◆ **INFORMATION SHOWN**:
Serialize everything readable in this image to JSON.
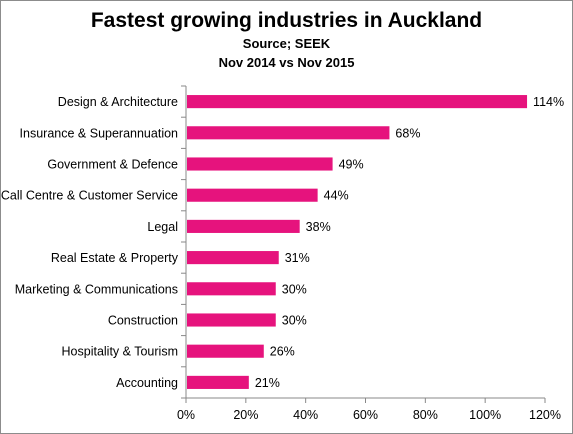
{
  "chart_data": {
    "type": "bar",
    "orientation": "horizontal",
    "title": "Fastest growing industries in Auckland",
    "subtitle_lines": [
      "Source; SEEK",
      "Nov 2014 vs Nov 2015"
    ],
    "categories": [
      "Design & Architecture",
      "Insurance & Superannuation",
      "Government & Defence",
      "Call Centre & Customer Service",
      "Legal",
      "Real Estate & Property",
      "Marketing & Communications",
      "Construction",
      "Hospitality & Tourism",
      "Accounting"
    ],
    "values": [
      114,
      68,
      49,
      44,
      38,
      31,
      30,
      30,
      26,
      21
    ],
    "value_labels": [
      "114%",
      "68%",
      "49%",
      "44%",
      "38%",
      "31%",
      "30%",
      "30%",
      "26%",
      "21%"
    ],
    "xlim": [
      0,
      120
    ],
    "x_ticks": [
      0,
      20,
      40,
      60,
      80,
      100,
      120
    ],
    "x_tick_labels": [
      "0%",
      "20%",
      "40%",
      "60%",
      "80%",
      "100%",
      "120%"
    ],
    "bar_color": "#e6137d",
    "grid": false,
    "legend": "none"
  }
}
---
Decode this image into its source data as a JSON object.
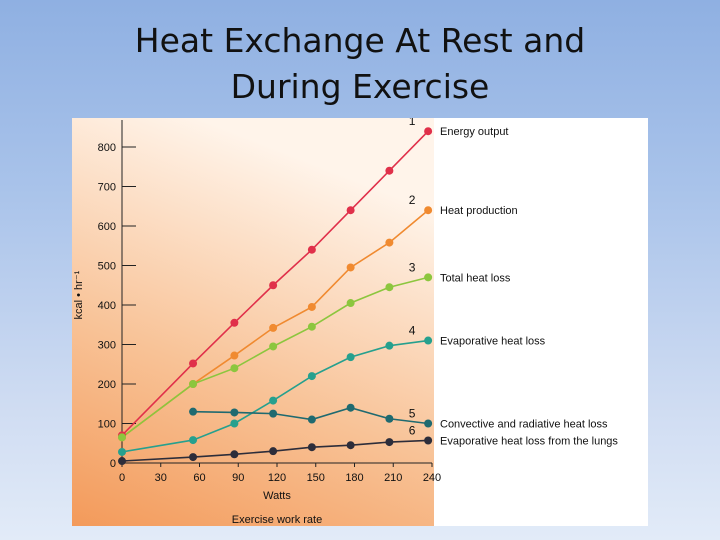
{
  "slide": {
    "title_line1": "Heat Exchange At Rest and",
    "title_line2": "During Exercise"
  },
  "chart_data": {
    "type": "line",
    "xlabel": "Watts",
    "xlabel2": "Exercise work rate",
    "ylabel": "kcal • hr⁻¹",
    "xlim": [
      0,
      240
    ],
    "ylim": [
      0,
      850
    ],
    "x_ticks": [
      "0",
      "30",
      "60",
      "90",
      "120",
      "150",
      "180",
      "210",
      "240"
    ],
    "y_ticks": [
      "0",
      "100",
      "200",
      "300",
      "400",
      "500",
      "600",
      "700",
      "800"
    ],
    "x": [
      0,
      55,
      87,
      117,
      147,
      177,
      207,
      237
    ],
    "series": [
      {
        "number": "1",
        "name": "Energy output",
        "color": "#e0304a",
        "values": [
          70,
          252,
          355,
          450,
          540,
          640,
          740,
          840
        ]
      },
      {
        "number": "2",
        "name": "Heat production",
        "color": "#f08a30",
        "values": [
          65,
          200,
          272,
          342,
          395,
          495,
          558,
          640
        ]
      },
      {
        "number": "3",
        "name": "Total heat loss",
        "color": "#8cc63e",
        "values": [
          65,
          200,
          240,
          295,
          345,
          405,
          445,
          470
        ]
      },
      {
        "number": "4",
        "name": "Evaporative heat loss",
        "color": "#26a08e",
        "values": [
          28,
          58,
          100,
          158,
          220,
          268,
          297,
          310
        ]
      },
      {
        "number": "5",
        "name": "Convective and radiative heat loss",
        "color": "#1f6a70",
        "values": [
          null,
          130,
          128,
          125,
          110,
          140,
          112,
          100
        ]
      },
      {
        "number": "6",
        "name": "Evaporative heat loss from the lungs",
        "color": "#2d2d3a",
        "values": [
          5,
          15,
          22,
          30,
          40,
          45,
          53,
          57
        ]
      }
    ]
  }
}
...
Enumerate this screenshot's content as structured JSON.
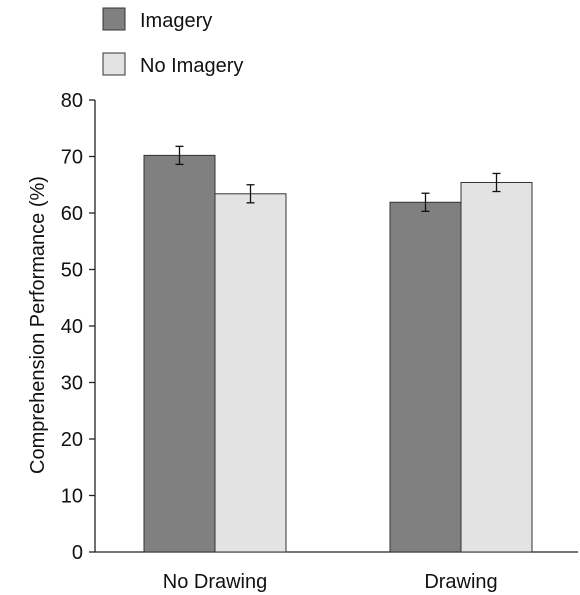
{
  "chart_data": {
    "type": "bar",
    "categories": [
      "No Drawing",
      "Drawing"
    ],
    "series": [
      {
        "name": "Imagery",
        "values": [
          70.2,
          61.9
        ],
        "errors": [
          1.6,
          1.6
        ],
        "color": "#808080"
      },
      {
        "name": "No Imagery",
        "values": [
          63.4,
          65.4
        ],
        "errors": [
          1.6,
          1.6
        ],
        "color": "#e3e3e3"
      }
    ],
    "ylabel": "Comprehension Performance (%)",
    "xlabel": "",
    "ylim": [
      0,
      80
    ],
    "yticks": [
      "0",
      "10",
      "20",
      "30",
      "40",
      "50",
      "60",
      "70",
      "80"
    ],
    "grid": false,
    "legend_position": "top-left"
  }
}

◆ **AIM**:
Show all lines above holding "JSON".

◆ **WORKED ANSWER**:
Serialize everything readable in this image to JSON.
Decode this image into its source data as a JSON object.
Enumerate this screenshot's content as structured JSON.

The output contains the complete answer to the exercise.